Exercise directions: Copy out every line of the records below word for word, leaving out the pictures.

Extracted records:
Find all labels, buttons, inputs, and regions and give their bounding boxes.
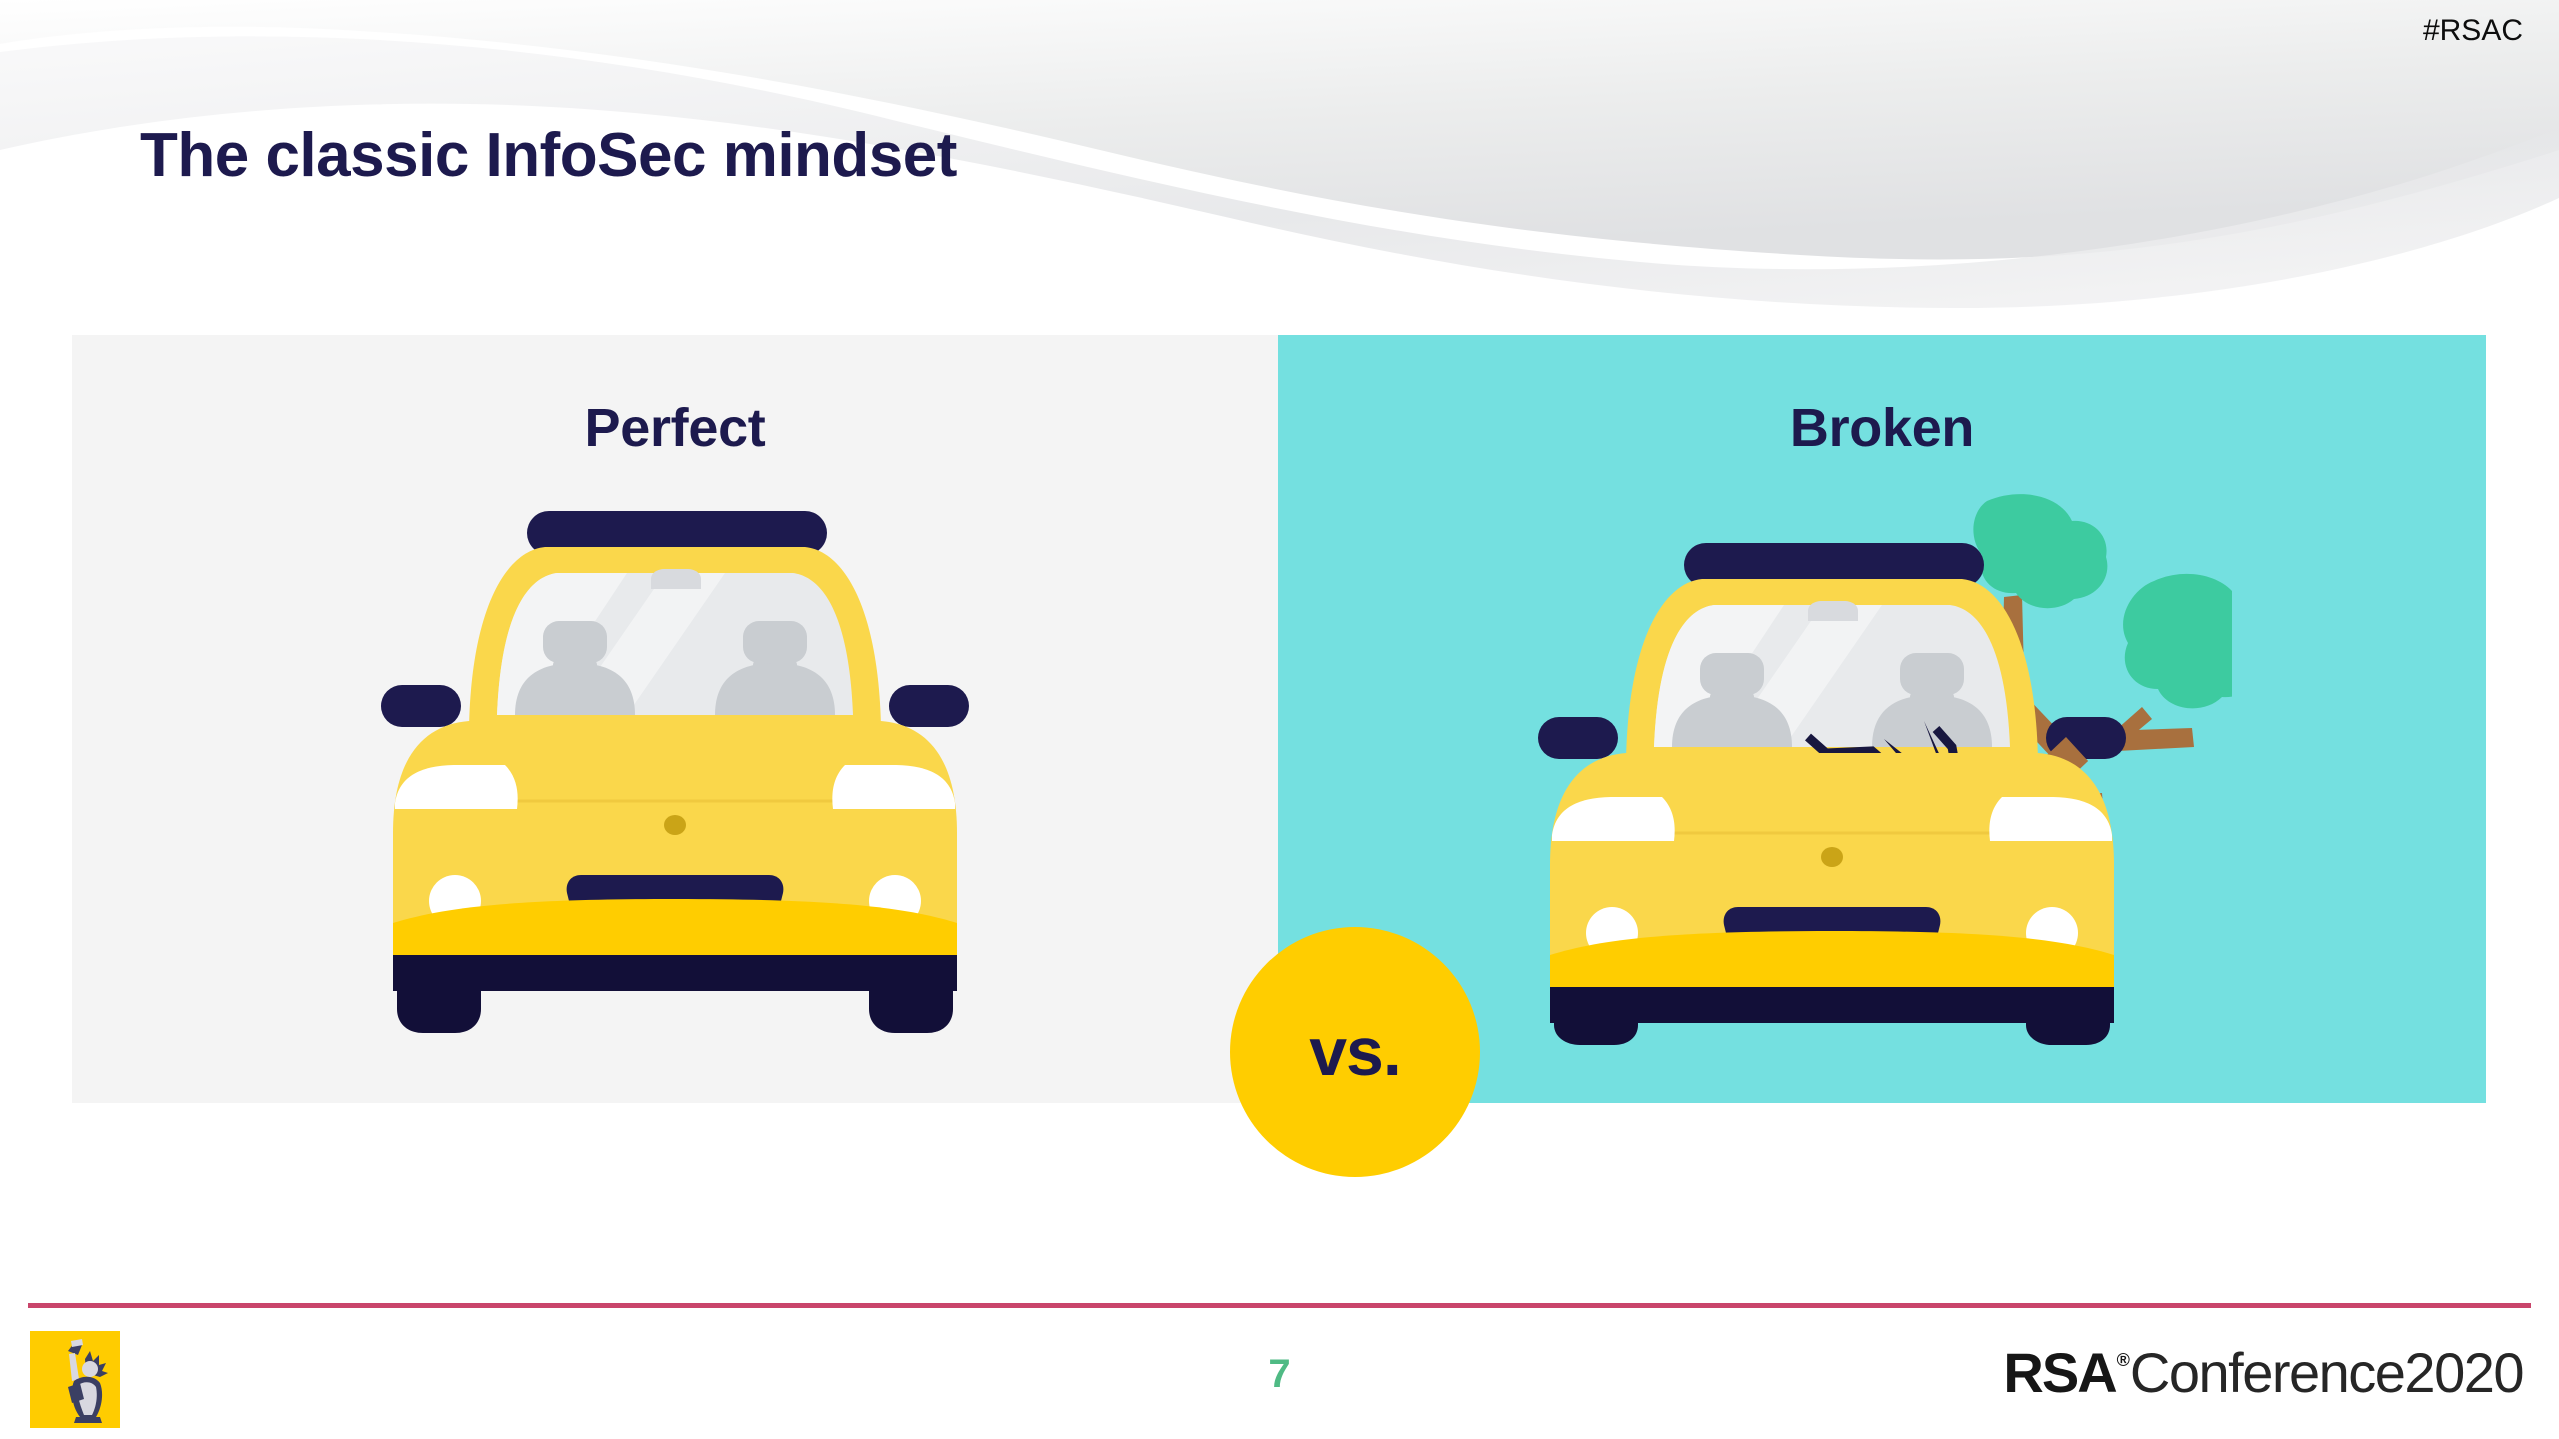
rsa-wordmark: RSA: [2003, 1340, 2115, 1405]
panel-perfect: Perfect: [72, 335, 1278, 1103]
conference-wordmark: Conference2020: [2130, 1340, 2523, 1405]
vs-badge: vs.: [1230, 927, 1480, 1177]
rsac-hashtag: #RSAC: [2423, 14, 2523, 48]
comparison-container: Perfect: [72, 335, 2486, 1103]
vs-label: vs.: [1309, 1018, 1401, 1086]
panel-label-broken: Broken: [1278, 397, 2486, 459]
car-illustration-perfect: [365, 503, 985, 1043]
footer-divider: [28, 1303, 2531, 1308]
page-title: The classic InfoSec mindset: [140, 120, 957, 191]
panel-label-perfect: Perfect: [72, 397, 1278, 459]
rsa-conference-logo: RSA ® Conference2020: [2003, 1340, 2523, 1405]
registered-trademark-icon: ®: [2117, 1350, 2130, 1371]
car-illustration-broken: [1532, 485, 2232, 1045]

Correct response:
Find all labels, buttons, inputs, and regions and give their bounding boxes.
rsa-wordmark: RSA: [2003, 1340, 2115, 1405]
panel-perfect: Perfect: [72, 335, 1278, 1103]
conference-wordmark: Conference2020: [2130, 1340, 2523, 1405]
vs-badge: vs.: [1230, 927, 1480, 1177]
rsac-hashtag: #RSAC: [2423, 14, 2523, 48]
comparison-container: Perfect: [72, 335, 2486, 1103]
vs-label: vs.: [1309, 1018, 1401, 1086]
panel-label-broken: Broken: [1278, 397, 2486, 459]
car-illustration-perfect: [365, 503, 985, 1043]
footer-divider: [28, 1303, 2531, 1308]
page-title: The classic InfoSec mindset: [140, 120, 957, 191]
panel-label-perfect: Perfect: [72, 397, 1278, 459]
rsa-conference-logo: RSA ® Conference2020: [2003, 1340, 2523, 1405]
registered-trademark-icon: ®: [2117, 1350, 2130, 1371]
car-illustration-broken: [1532, 485, 2232, 1045]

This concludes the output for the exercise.